■ **GOAL OF THE EXERCISE**: Below are some entries; can you quote all of them exactly?

-- start RECORD LIST --

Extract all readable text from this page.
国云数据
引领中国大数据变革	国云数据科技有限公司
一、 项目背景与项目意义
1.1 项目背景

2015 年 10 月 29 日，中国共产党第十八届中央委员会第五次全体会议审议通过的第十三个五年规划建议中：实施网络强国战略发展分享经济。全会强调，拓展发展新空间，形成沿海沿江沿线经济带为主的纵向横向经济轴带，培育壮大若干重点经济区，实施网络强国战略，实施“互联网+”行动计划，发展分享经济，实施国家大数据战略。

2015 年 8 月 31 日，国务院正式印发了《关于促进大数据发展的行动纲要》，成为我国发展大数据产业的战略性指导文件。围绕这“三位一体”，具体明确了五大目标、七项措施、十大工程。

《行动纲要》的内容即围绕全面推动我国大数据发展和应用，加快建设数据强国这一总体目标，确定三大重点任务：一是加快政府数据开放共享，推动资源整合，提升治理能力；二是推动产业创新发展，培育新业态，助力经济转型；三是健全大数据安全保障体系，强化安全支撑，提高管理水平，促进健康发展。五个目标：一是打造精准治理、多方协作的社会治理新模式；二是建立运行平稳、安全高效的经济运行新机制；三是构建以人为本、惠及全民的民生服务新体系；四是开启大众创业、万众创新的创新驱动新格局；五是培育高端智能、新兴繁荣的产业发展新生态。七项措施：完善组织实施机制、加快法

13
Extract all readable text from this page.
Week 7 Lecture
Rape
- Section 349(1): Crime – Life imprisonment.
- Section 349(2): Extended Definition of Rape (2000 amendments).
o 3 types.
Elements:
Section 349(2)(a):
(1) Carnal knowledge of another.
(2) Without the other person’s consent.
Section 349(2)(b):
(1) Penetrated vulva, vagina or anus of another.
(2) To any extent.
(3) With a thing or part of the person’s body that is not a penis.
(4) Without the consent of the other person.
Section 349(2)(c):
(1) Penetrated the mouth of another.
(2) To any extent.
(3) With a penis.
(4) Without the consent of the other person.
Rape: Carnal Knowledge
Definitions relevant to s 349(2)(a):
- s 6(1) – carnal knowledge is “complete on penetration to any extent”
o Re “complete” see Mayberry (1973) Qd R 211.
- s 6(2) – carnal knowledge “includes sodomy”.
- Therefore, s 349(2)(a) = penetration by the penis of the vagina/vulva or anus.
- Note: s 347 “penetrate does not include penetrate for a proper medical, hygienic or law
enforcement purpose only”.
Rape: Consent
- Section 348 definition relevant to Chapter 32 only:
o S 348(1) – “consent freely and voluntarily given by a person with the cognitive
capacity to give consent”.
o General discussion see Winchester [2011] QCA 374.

-- end RECORD LIST --

■ **ANSWER TO THE PROBLEM**:
Extract all readable text from this page.
国云数据
引领中国大数据变革	国云数据科技有限公司
一、 项目背景与项目意义
1.1 项目背景

2015 年 10 月 29 日，中国共产党第十八届中央委员会第五次全体会议审议通过的第十三个五年规划建议中：实施网络强国战略发展分享经济。全会强调，拓展发展新空间，形成沿海沿江沿线经济带为主的纵向横向经济轴带，培育壮大若干重点经济区，实施网络强国战略，实施“互联网+”行动计划，发展分享经济，实施国家大数据战略。

2015 年 8 月 31 日，国务院正式印发了《关于促进大数据发展的行动纲要》，成为我国发展大数据产业的战略性指导文件。围绕这“三位一体”，具体明确了五大目标、七项措施、十大工程。

《行动纲要》的内容即围绕全面推动我国大数据发展和应用，加快建设数据强国这一总体目标，确定三大重点任务：一是加快政府数据开放共享，推动资源整合，提升治理能力；二是推动产业创新发展，培育新业态，助力经济转型；三是健全大数据安全保障体系，强化安全支撑，提高管理水平，促进健康发展。五个目标：一是打造精准治理、多方协作的社会治理新模式；二是建立运行平稳、安全高效的经济运行新机制；三是构建以人为本、惠及全民的民生服务新体系；四是开启大众创业、万众创新的创新驱动新格局；五是培育高端智能、新兴繁荣的产业发展新生态。七项措施：完善组织实施机制、加快法

13
Extract all readable text from this page.
Week 7 Lecture
Rape
- Section 349(1): Crime – Life imprisonment.
- Section 349(2): Extended Definition of Rape (2000 amendments).
o 3 types.
Elements:
Section 349(2)(a):
(1) Carnal knowledge of another.
(2) Without the other person’s consent.
Section 349(2)(b):
(1) Penetrated vulva, vagina or anus of another.
(2) To any extent.
(3) With a thing or part of the person’s body that is not a penis.
(4) Without the consent of the other person.
Section 349(2)(c):
(1) Penetrated the mouth of another.
(2) To any extent.
(3) With a penis.
(4) Without the consent of the other person.
Rape: Carnal Knowledge
Definitions relevant to s 349(2)(a):
- s 6(1) – carnal knowledge is “complete on penetration to any extent”
o Re “complete” see Mayberry (1973) Qd R 211.
- s 6(2) – carnal knowledge “includes sodomy”.
- Therefore, s 349(2)(a) = penetration by the penis of the vagina/vulva or anus.
- Note: s 347 “penetrate does not include penetrate for a proper medical, hygienic or law
enforcement purpose only”.
Rape: Consent
- Section 348 definition relevant to Chapter 32 only:
o S 348(1) – “consent freely and voluntarily given by a person with the cognitive
capacity to give consent”.
o General discussion see Winchester [2011] QCA 374.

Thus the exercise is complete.